§ **What needs to be done**
Copy out the data below verbatim.

§ **Provided records**
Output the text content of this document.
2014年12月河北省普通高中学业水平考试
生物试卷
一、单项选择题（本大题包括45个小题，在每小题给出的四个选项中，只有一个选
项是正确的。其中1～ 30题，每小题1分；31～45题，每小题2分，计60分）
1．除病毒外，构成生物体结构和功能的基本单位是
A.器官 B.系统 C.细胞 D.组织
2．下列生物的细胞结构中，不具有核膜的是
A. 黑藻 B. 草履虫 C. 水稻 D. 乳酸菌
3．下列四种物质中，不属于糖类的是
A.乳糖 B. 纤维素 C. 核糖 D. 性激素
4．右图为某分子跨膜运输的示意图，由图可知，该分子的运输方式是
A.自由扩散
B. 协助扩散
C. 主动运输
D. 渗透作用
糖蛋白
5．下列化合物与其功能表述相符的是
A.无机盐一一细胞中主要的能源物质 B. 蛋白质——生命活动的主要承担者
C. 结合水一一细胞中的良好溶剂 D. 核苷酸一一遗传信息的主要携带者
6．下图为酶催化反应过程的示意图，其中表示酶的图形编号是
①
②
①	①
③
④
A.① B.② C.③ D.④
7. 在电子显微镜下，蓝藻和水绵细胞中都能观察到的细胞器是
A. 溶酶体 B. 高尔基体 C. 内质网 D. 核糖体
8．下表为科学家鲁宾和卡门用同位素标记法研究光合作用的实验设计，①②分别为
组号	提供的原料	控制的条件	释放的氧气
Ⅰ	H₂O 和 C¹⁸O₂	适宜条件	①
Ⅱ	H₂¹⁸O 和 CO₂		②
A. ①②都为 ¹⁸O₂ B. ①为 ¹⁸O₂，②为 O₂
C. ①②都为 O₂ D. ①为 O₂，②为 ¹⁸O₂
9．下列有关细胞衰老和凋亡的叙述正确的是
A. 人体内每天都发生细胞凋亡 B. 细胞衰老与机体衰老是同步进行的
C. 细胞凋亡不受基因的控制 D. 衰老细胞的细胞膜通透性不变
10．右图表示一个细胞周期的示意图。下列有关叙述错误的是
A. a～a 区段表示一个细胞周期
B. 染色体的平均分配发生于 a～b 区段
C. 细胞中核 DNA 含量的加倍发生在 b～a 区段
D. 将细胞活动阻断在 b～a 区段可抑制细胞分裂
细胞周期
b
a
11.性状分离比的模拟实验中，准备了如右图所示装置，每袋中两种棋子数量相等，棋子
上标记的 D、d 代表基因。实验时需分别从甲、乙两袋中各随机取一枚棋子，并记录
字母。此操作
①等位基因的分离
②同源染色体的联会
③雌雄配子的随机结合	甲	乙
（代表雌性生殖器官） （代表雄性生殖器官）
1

§ **Solution for this problem**
Output the text content of this document.
2014年12月河北省普通高中学业水平考试
生物试卷
一、单项选择题（本大题包括45个小题，在每小题给出的四个选项中，只有一个选
项是正确的。其中1～ 30题，每小题1分；31～45题，每小题2分，计60分）
1．除病毒外，构成生物体结构和功能的基本单位是
A.器官 B.系统 C.细胞 D.组织
2．下列生物的细胞结构中，不具有核膜的是
A. 黑藻 B. 草履虫 C. 水稻 D. 乳酸菌
3．下列四种物质中，不属于糖类的是
A.乳糖 B. 纤维素 C. 核糖 D. 性激素
4．右图为某分子跨膜运输的示意图，由图可知，该分子的运输方式是
A.自由扩散
B. 协助扩散
C. 主动运输
D. 渗透作用
糖蛋白
5．下列化合物与其功能表述相符的是
A.无机盐一一细胞中主要的能源物质 B. 蛋白质——生命活动的主要承担者
C. 结合水一一细胞中的良好溶剂 D. 核苷酸一一遗传信息的主要携带者
6．下图为酶催化反应过程的示意图，其中表示酶的图形编号是
①
②
①	①
③
④
A.① B.② C.③ D.④
7. 在电子显微镜下，蓝藻和水绵细胞中都能观察到的细胞器是
A. 溶酶体 B. 高尔基体 C. 内质网 D. 核糖体
8．下表为科学家鲁宾和卡门用同位素标记法研究光合作用的实验设计，①②分别为
组号	提供的原料	控制的条件	释放的氧气
Ⅰ	H₂O 和 C¹⁸O₂	适宜条件	①
Ⅱ	H₂¹⁸O 和 CO₂		②
A. ①②都为 ¹⁸O₂ B. ①为 ¹⁸O₂，②为 O₂
C. ①②都为 O₂ D. ①为 O₂，②为 ¹⁸O₂
9．下列有关细胞衰老和凋亡的叙述正确的是
A. 人体内每天都发生细胞凋亡 B. 细胞衰老与机体衰老是同步进行的
C. 细胞凋亡不受基因的控制 D. 衰老细胞的细胞膜通透性不变
10．右图表示一个细胞周期的示意图。下列有关叙述错误的是
A. a～a 区段表示一个细胞周期
B. 染色体的平均分配发生于 a～b 区段
C. 细胞中核 DNA 含量的加倍发生在 b～a 区段
D. 将细胞活动阻断在 b～a 区段可抑制细胞分裂
细胞周期
b
a
11.性状分离比的模拟实验中，准备了如右图所示装置，每袋中两种棋子数量相等，棋子
上标记的 D、d 代表基因。实验时需分别从甲、乙两袋中各随机取一枚棋子，并记录
字母。此操作
①等位基因的分离
②同源染色体的联会
③雌雄配子的随机结合	甲	乙
（代表雌性生殖器官） （代表雄性生殖器官）
1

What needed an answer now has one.